[Data records]
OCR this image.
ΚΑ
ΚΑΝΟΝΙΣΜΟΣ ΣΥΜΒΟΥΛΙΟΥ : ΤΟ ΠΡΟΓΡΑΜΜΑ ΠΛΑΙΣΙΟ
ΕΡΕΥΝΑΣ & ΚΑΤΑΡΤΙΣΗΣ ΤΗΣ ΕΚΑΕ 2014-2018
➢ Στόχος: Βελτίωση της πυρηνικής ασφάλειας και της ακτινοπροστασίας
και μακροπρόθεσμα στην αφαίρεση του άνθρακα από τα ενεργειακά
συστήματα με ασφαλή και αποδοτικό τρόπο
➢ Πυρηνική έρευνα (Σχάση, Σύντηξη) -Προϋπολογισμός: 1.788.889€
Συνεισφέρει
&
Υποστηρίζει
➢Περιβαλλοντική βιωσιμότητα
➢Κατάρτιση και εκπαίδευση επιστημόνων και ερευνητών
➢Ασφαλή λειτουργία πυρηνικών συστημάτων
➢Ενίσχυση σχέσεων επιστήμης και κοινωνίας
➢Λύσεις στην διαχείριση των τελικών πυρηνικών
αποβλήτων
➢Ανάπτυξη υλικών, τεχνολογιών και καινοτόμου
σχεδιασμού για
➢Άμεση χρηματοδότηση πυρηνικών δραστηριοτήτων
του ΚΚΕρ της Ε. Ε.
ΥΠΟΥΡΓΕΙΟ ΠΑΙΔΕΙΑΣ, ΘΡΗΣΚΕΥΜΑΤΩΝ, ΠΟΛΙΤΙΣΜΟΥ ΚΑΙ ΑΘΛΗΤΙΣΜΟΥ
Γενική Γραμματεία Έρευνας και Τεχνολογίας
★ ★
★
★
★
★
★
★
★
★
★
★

= Aim =
State how many lines of the listing include "πυρηνικών", and nothing more.

= Correct response =
3